§ Task objective
Each line of the listing must be transcribed exactly, except for the images, which should be excluded.

[Figure record extracts]
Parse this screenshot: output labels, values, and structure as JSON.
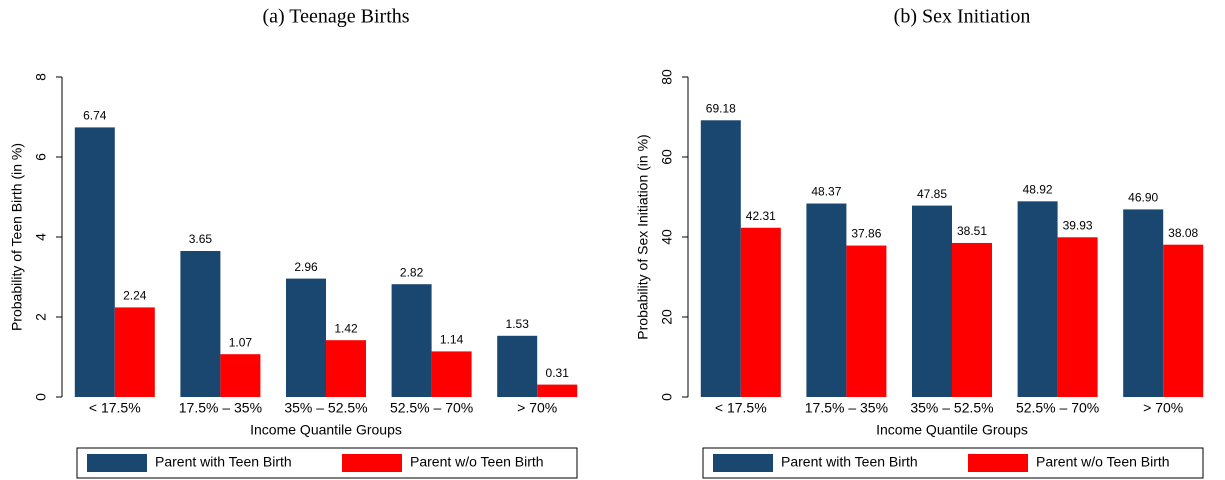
{
  "chart_data": [
    {
      "type": "bar",
      "title": "(a) Teenage Births",
      "x_label": "Income Quantile Groups",
      "y_label": "Probability of Teen Birth (in %)",
      "categories": [
        "< 17.5%",
        "17.5% – 35%",
        "35% – 52.5%",
        "52.5% – 70%",
        "> 70%"
      ],
      "series": [
        {
          "name": "Parent with Teen Birth",
          "color": "#1a476f",
          "values": [
            6.74,
            3.65,
            2.96,
            2.82,
            1.53
          ],
          "value_labels": [
            "6.74",
            "3.65",
            "2.96",
            "2.82",
            "1.53"
          ]
        },
        {
          "name": "Parent w/o Teen Birth",
          "color": "#ff0000",
          "values": [
            2.24,
            1.07,
            1.42,
            1.14,
            0.31
          ],
          "value_labels": [
            "2.24",
            "1.07",
            "1.42",
            "1.14",
            "0.31"
          ]
        }
      ],
      "ylim": [
        0,
        8
      ],
      "yticks": [
        0,
        2,
        4,
        6,
        8
      ],
      "grid": false,
      "legend": "bottom"
    },
    {
      "type": "bar",
      "title": "(b) Sex Initiation",
      "x_label": "Income Quantile Groups",
      "y_label": "Probability of Sex Initiation (in %)",
      "categories": [
        "< 17.5%",
        "17.5% – 35%",
        "35% – 52.5%",
        "52.5% – 70%",
        "> 70%"
      ],
      "series": [
        {
          "name": "Parent with Teen Birth",
          "color": "#1a476f",
          "values": [
            69.18,
            48.37,
            47.85,
            48.92,
            46.9
          ],
          "value_labels": [
            "69.18",
            "48.37",
            "47.85",
            "48.92",
            "46.90"
          ]
        },
        {
          "name": "Parent w/o Teen Birth",
          "color": "#ff0000",
          "values": [
            42.31,
            37.86,
            38.51,
            39.93,
            38.08
          ],
          "value_labels": [
            "42.31",
            "37.86",
            "38.51",
            "39.93",
            "38.08"
          ]
        }
      ],
      "ylim": [
        0,
        80
      ],
      "yticks": [
        0,
        20,
        40,
        60,
        80
      ],
      "grid": false,
      "legend": "bottom"
    }
  ]
}
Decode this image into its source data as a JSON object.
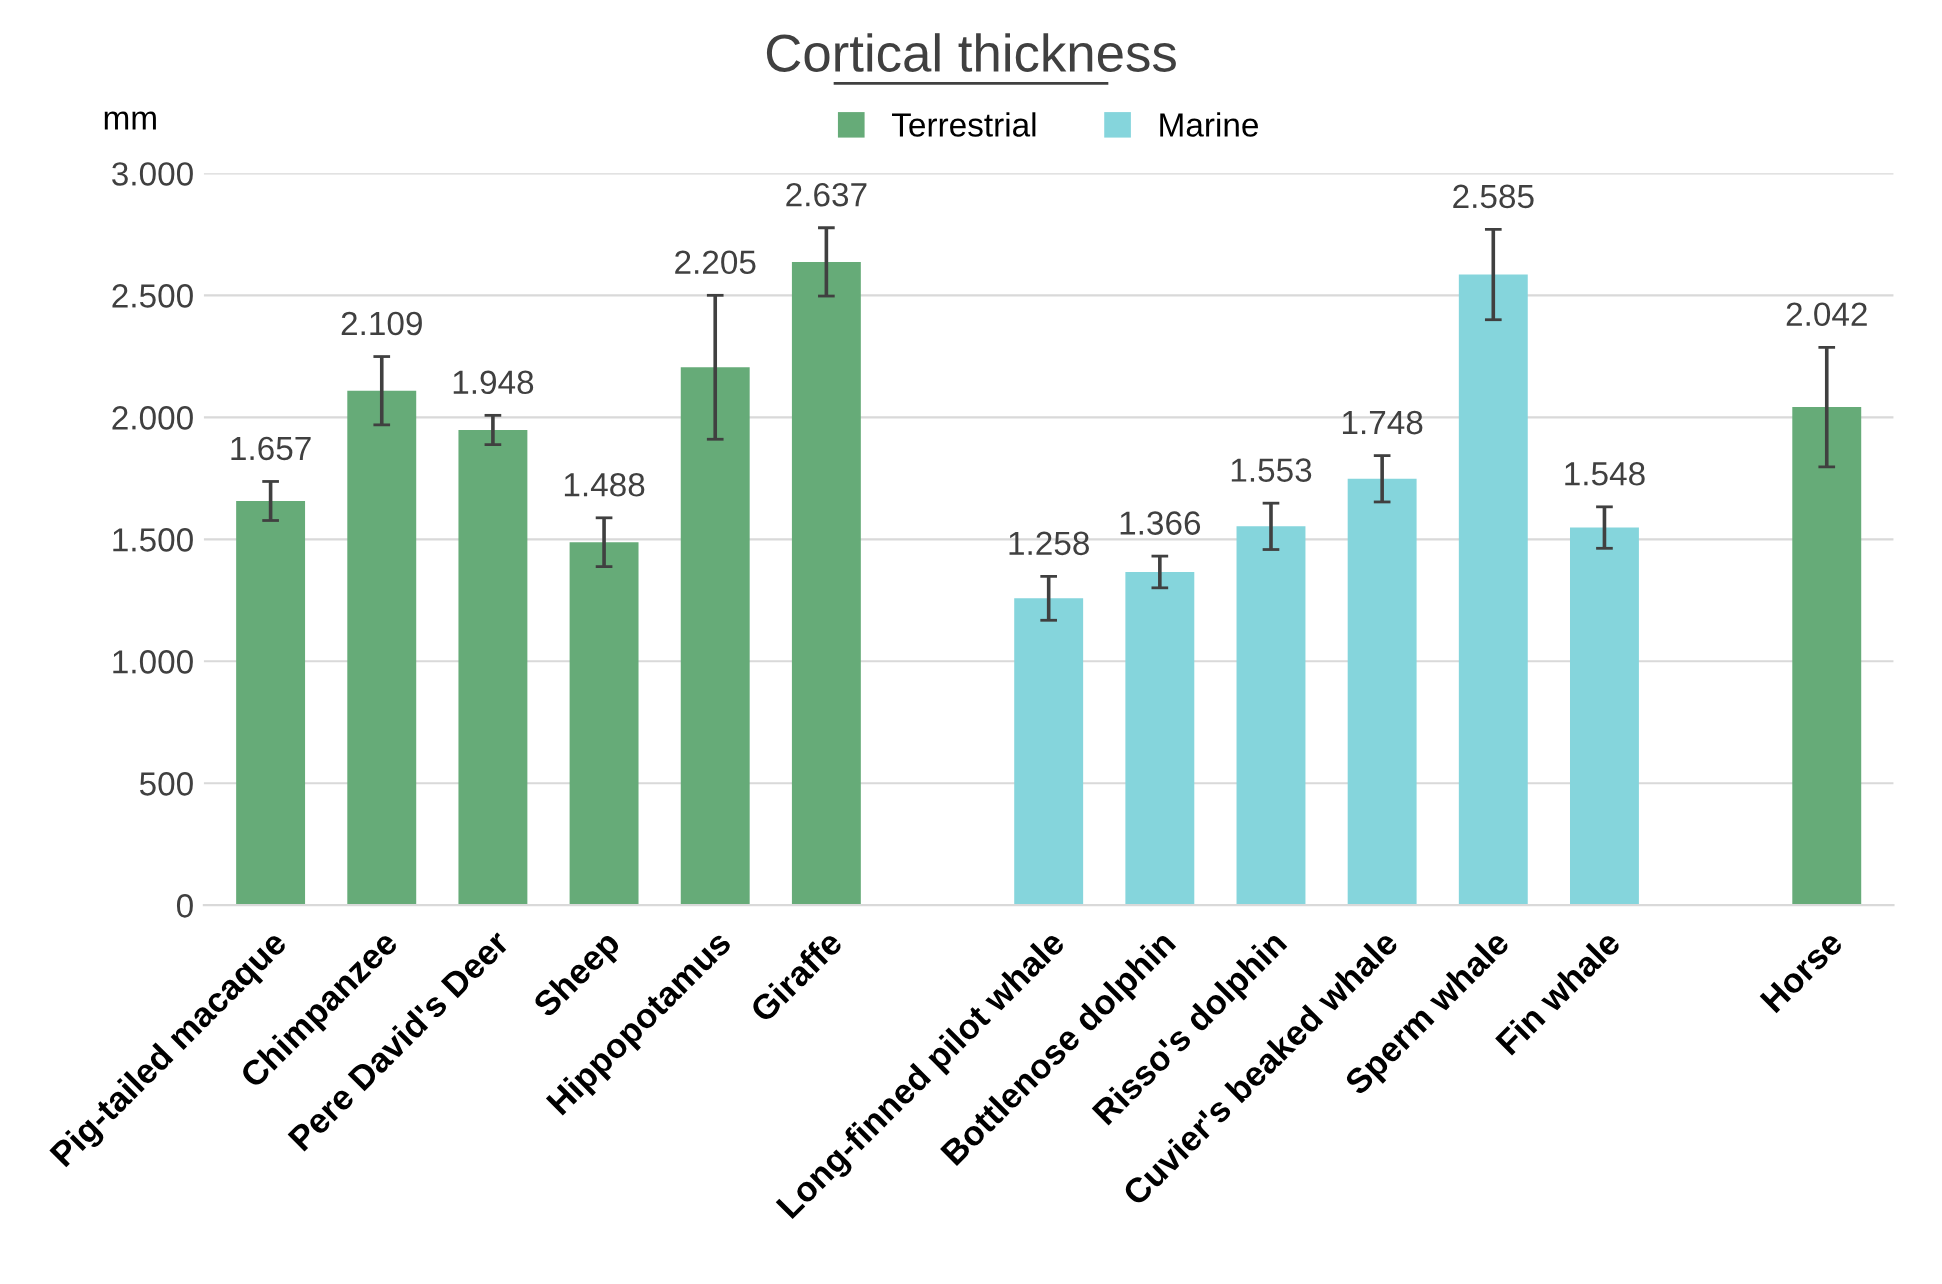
{
  "chart_data": {
    "type": "bar",
    "title": "Cortical thickness",
    "ylabel": "mm",
    "categories": [
      "Pig-tailed macaque",
      "Chimpanzee",
      "Pere David's Deer",
      "Sheep",
      "Hippopotamus",
      "Giraffe",
      null,
      "Long-finned pilot whale",
      "Bottlenose dolphin",
      "Risso's dolphin",
      "Cuvier's beaked whale",
      "Sperm whale",
      "Fin whale",
      null,
      "Horse"
    ],
    "series": [
      {
        "name": "Terrestrial",
        "color": "#66ab78",
        "values": [
          1657,
          2109,
          1948,
          1488,
          2205,
          2637,
          null,
          null,
          null,
          null,
          null,
          null,
          null,
          null,
          2042
        ],
        "errors": [
          80,
          140,
          60,
          100,
          295,
          140,
          null,
          null,
          null,
          null,
          null,
          null,
          null,
          null,
          245
        ],
        "value_labels": [
          "1.657",
          "2.109",
          "1.948",
          "1.488",
          "2.205",
          "2.637",
          null,
          null,
          null,
          null,
          null,
          null,
          null,
          null,
          "2.042"
        ]
      },
      {
        "name": "Marine",
        "color": "#85d5dc",
        "values": [
          null,
          null,
          null,
          null,
          null,
          null,
          null,
          1258,
          1366,
          1553,
          1748,
          2585,
          1548,
          null,
          null
        ],
        "errors": [
          null,
          null,
          null,
          null,
          null,
          null,
          null,
          90,
          65,
          95,
          95,
          185,
          85,
          null,
          null
        ],
        "value_labels": [
          null,
          null,
          null,
          null,
          null,
          null,
          null,
          "1.258",
          "1.366",
          "1.553",
          "1.748",
          "2.585",
          "1.548",
          null,
          null
        ]
      }
    ],
    "ylim": [
      0,
      3000
    ],
    "yticks": [
      0,
      500,
      {
        "value": 1000,
        "label": "1.000"
      },
      {
        "value": 1500,
        "label": "1.500"
      },
      {
        "value": 2000,
        "label": "2.000"
      },
      {
        "value": 2500,
        "label": "2.500"
      },
      {
        "value": 3000,
        "label": "3.000"
      }
    ],
    "grid": "y",
    "legend": "top"
  }
}
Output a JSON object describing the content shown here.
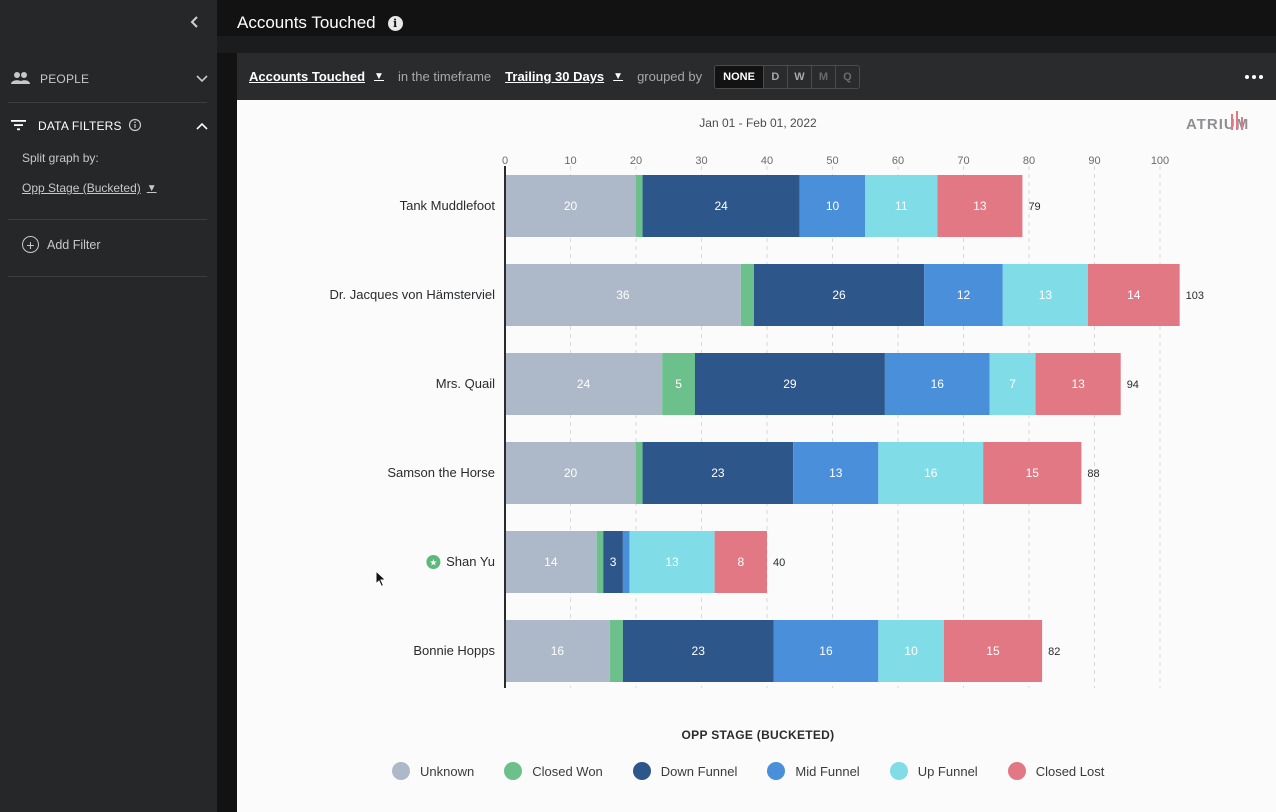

§ Reply to the exercise
Parse this screenshot: output labels, values, and structure as JSON.
{
  "chart_data": [
    {
      "type": "bar",
      "title": "(a) Teenage Births",
      "x_label": "Income Quantile Groups",
      "y_label": "Probability of Teen Birth (in %)",
      "categories": [
        "< 17.5%",
        "17.5% – 35%",
        "35% – 52.5%",
        "52.5% – 70%",
        "> 70%"
      ],
      "series": [
        {
          "name": "Parent with Teen Birth",
          "color": "#1a476f",
          "values": [
            6.74,
            3.65,
            2.96,
            2.82,
            1.53
          ],
          "value_labels": [
            "6.74",
            "3.65",
            "2.96",
            "2.82",
            "1.53"
          ]
        },
        {
          "name": "Parent w/o Teen Birth",
          "color": "#ff0000",
          "values": [
            2.24,
            1.07,
            1.42,
            1.14,
            0.31
          ],
          "value_labels": [
            "2.24",
            "1.07",
            "1.42",
            "1.14",
            "0.31"
          ]
        }
      ],
      "ylim": [
        0,
        8
      ],
      "yticks": [
        0,
        2,
        4,
        6,
        8
      ],
      "grid": false,
      "legend": "bottom"
    },
    {
      "type": "bar",
      "title": "(b) Sex Initiation",
      "x_label": "Income Quantile Groups",
      "y_label": "Probability of Sex Initiation (in %)",
      "categories": [
        "< 17.5%",
        "17.5% – 35%",
        "35% – 52.5%",
        "52.5% – 70%",
        "> 70%"
      ],
      "series": [
        {
          "name": "Parent with Teen Birth",
          "color": "#1a476f",
          "values": [
            69.18,
            48.37,
            47.85,
            48.92,
            46.9
          ],
          "value_labels": [
            "69.18",
            "48.37",
            "47.85",
            "48.92",
            "46.90"
          ]
        },
        {
          "name": "Parent w/o Teen Birth",
          "color": "#ff0000",
          "values": [
            42.31,
            37.86,
            38.51,
            39.93,
            38.08
          ],
          "value_labels": [
            "42.31",
            "37.86",
            "38.51",
            "39.93",
            "38.08"
          ]
        }
      ],
      "ylim": [
        0,
        80
      ],
      "yticks": [
        0,
        20,
        40,
        60,
        80
      ],
      "grid": false,
      "legend": "bottom"
    }
  ]
}
Decode this image into its source data as a JSON object.
{
  "chart_data": {
    "type": "bar",
    "title": "Cortical thickness",
    "ylabel": "mm",
    "categories": [
      "Pig-tailed macaque",
      "Chimpanzee",
      "Pere David's Deer",
      "Sheep",
      "Hippopotamus",
      "Giraffe",
      null,
      "Long-finned pilot whale",
      "Bottlenose dolphin",
      "Risso's dolphin",
      "Cuvier's beaked whale",
      "Sperm whale",
      "Fin whale",
      null,
      "Horse"
    ],
    "series": [
      {
        "name": "Terrestrial",
        "color": "#66ab78",
        "values": [
          1657,
          2109,
          1948,
          1488,
          2205,
          2637,
          null,
          null,
          null,
          null,
          null,
          null,
          null,
          null,
          2042
        ],
        "errors": [
          80,
          140,
          60,
          100,
          295,
          140,
          null,
          null,
          null,
          null,
          null,
          null,
          null,
          null,
          245
        ],
        "value_labels": [
          "1.657",
          "2.109",
          "1.948",
          "1.488",
          "2.205",
          "2.637",
          null,
          null,
          null,
          null,
          null,
          null,
          null,
          null,
          "2.042"
        ]
      },
      {
        "name": "Marine",
        "color": "#85d5dc",
        "values": [
          null,
          null,
          null,
          null,
          null,
          null,
          null,
          1258,
          1366,
          1553,
          1748,
          2585,
          1548,
          null,
          null
        ],
        "errors": [
          null,
          null,
          null,
          null,
          null,
          null,
          null,
          90,
          65,
          95,
          95,
          185,
          85,
          null,
          null
        ],
        "value_labels": [
          null,
          null,
          null,
          null,
          null,
          null,
          null,
          "1.258",
          "1.366",
          "1.553",
          "1.748",
          "2.585",
          "1.548",
          null,
          null
        ]
      }
    ],
    "ylim": [
      0,
      3000
    ],
    "yticks": [
      0,
      500,
      {
        "value": 1000,
        "label": "1.000"
      },
      {
        "value": 1500,
        "label": "1.500"
      },
      {
        "value": 2000,
        "label": "2.000"
      },
      {
        "value": 2500,
        "label": "2.500"
      },
      {
        "value": 3000,
        "label": "3.000"
      }
    ],
    "grid": "y",
    "legend": "top"
  }
}
Output a JSON object describing the content shown here.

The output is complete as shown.